*Set problem*: Extract every record, exactly as written, and ignore the pictures.
==*==
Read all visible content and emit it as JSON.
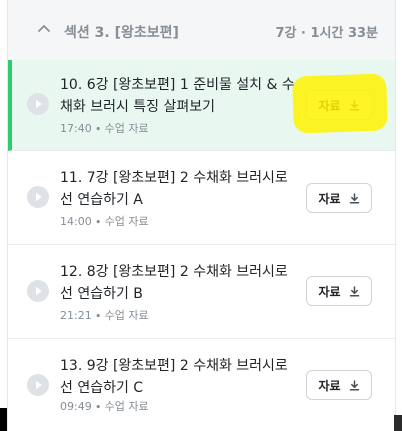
{
  "section": {
    "title": "섹션 3. [왕초보편]",
    "meta": "7강 ∙ 1시간 33분"
  },
  "lessons": [
    {
      "title": "10. 6강 [왕초보편] 1 준비물 설치 & 수채화 브러시 특징 살펴보기",
      "duration": "17:40",
      "sep": "∙",
      "type": "수업 자료",
      "button": "자료",
      "active": true
    },
    {
      "title": "11. 7강 [왕초보편] 2 수채화 브러시로 선 연습하기 A",
      "duration": "14:00",
      "sep": "∙",
      "type": "수업 자료",
      "button": "자료",
      "active": false
    },
    {
      "title": "12. 8강 [왕초보편] 2 수채화 브러시로 선 연습하기 B",
      "duration": "21:21",
      "sep": "∙",
      "type": "수업 자료",
      "button": "자료",
      "active": false
    },
    {
      "title": "13. 9강 [왕초보편] 2 수채화 브러시로 선 연습하기 C",
      "duration": "09:49",
      "sep": "∙",
      "type": "수업 자료",
      "button": "자료",
      "active": false
    }
  ],
  "icons": {
    "collapse": "chevron-up-icon",
    "play": "play-circle-icon",
    "download": "download-icon"
  },
  "colors": {
    "active_bg": "#e8f8f0",
    "active_accent": "#2ecc71",
    "highlight": "#fff200"
  }
}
==*==
*Result*:
Read all visible content and emit it as JSON.
{
  "section": {
    "title": "섹션 3. [왕초보편]",
    "meta": "7강 ∙ 1시간 33분"
  },
  "lessons": [
    {
      "title": "10. 6강 [왕초보편] 1 준비물 설치 & 수채화 브러시 특징 살펴보기",
      "duration": "17:40",
      "sep": "∙",
      "type": "수업 자료",
      "button": "자료",
      "active": true
    },
    {
      "title": "11. 7강 [왕초보편] 2 수채화 브러시로 선 연습하기 A",
      "duration": "14:00",
      "sep": "∙",
      "type": "수업 자료",
      "button": "자료",
      "active": false
    },
    {
      "title": "12. 8강 [왕초보편] 2 수채화 브러시로 선 연습하기 B",
      "duration": "21:21",
      "sep": "∙",
      "type": "수업 자료",
      "button": "자료",
      "active": false
    },
    {
      "title": "13. 9강 [왕초보편] 2 수채화 브러시로 선 연습하기 C",
      "duration": "09:49",
      "sep": "∙",
      "type": "수업 자료",
      "button": "자료",
      "active": false
    }
  ],
  "icons": {
    "collapse": "chevron-up-icon",
    "play": "play-circle-icon",
    "download": "download-icon"
  },
  "colors": {
    "active_bg": "#e8f8f0",
    "active_accent": "#2ecc71",
    "highlight": "#fff200"
  }
}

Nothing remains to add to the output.